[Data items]
▶

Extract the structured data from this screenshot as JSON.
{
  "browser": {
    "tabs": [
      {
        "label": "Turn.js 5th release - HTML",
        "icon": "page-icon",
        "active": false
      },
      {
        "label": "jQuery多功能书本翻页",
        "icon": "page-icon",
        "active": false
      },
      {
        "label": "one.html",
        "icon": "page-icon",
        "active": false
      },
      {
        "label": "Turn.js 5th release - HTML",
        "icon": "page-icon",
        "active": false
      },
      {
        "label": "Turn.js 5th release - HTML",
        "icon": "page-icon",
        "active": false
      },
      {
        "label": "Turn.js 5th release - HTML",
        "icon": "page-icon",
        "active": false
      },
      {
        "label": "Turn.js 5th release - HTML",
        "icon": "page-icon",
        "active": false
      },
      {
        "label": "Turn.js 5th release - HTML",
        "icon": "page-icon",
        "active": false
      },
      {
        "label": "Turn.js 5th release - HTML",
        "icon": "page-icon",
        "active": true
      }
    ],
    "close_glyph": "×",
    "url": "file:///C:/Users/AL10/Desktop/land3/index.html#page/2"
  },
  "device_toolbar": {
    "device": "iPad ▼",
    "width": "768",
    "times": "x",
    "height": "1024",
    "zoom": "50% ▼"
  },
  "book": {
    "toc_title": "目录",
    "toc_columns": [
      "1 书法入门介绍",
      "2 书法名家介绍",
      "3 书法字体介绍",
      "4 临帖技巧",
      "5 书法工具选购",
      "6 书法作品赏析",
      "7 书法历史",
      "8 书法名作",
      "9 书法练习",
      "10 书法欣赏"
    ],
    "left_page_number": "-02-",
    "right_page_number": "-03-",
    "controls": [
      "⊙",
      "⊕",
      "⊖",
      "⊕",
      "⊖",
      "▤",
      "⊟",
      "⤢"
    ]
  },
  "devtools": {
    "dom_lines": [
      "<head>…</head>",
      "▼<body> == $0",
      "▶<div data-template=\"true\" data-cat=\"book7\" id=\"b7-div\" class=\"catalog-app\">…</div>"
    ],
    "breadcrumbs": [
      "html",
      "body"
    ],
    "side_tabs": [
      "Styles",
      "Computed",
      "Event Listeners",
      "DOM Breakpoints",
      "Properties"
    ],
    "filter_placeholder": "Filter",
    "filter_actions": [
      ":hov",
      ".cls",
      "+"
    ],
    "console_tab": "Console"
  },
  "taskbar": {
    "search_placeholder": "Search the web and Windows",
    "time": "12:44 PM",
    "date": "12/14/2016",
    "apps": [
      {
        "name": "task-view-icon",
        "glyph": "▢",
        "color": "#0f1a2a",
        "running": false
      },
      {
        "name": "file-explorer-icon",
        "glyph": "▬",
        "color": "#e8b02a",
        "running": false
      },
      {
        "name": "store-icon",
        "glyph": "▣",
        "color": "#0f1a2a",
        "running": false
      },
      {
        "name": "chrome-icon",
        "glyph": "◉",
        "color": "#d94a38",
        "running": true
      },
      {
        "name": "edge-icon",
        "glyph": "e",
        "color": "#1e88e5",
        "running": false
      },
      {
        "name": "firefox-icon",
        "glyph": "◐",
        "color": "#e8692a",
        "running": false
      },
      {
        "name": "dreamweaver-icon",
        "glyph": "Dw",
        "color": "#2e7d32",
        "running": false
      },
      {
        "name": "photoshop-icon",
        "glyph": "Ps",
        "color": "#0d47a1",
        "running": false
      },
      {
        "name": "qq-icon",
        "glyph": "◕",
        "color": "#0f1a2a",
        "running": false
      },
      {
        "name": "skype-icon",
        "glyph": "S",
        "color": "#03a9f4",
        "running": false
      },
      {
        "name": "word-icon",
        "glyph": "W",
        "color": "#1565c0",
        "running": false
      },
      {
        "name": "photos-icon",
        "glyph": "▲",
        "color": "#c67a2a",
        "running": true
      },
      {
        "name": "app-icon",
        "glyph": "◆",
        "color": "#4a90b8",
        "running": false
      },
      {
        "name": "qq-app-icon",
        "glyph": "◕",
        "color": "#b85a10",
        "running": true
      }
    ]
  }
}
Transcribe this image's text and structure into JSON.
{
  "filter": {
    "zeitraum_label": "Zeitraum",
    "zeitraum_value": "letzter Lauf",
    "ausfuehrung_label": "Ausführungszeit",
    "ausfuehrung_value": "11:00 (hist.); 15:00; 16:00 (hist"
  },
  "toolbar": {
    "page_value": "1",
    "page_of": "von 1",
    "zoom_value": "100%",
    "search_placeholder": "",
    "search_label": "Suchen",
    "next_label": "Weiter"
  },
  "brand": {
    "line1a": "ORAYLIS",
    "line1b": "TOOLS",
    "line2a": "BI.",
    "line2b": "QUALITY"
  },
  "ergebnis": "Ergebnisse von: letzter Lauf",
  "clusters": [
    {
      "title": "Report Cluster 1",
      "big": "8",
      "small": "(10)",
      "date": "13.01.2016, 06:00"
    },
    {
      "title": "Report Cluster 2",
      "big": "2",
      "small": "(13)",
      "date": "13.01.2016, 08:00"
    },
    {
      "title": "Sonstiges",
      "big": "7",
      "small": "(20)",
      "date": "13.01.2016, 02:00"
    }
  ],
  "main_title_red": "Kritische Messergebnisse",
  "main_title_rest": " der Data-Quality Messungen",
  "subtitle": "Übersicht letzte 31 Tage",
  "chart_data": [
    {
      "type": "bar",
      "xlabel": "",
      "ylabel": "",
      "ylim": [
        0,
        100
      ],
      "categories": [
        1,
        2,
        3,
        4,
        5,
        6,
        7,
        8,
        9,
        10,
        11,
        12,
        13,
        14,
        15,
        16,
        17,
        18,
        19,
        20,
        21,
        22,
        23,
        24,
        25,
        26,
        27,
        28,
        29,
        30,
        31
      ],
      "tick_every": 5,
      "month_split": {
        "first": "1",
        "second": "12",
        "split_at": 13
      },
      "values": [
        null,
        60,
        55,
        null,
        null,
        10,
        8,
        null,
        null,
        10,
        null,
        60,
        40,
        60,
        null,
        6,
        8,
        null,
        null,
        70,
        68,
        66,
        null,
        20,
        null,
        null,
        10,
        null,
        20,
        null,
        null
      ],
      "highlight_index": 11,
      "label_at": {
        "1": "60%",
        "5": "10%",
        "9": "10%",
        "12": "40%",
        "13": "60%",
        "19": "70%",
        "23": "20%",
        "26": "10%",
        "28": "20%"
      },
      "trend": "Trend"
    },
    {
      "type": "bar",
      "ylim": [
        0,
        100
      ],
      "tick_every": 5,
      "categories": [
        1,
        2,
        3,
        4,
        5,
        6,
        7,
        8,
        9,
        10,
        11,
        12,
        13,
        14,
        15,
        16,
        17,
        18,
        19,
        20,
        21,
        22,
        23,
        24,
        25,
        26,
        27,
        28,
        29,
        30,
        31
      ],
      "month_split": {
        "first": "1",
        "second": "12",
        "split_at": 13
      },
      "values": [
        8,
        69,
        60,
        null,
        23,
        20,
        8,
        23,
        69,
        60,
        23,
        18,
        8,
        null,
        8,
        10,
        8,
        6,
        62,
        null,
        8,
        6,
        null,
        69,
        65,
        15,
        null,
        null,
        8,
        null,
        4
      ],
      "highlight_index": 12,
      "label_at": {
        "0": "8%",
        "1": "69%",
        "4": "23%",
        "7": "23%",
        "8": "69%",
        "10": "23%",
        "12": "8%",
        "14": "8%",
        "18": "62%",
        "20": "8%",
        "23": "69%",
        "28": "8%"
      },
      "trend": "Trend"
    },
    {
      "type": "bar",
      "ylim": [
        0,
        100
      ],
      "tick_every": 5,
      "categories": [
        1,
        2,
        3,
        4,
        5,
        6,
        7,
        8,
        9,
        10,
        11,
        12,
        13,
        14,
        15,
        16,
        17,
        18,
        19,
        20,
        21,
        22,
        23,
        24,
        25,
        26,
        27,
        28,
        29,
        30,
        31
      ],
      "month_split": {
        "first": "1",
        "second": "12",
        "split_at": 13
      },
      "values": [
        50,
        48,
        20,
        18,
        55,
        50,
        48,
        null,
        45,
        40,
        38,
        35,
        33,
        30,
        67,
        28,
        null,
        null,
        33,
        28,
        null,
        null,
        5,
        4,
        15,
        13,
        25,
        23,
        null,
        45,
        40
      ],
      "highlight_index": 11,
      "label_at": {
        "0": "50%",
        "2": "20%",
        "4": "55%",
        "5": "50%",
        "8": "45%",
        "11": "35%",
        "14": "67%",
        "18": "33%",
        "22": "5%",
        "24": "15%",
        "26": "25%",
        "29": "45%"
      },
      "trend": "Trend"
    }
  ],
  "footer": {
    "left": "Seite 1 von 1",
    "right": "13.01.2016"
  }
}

◀

From the entries above, pull out each line that includes "Report".

      "title": "Report Cluster 1",
      "title": "Report Cluster 2",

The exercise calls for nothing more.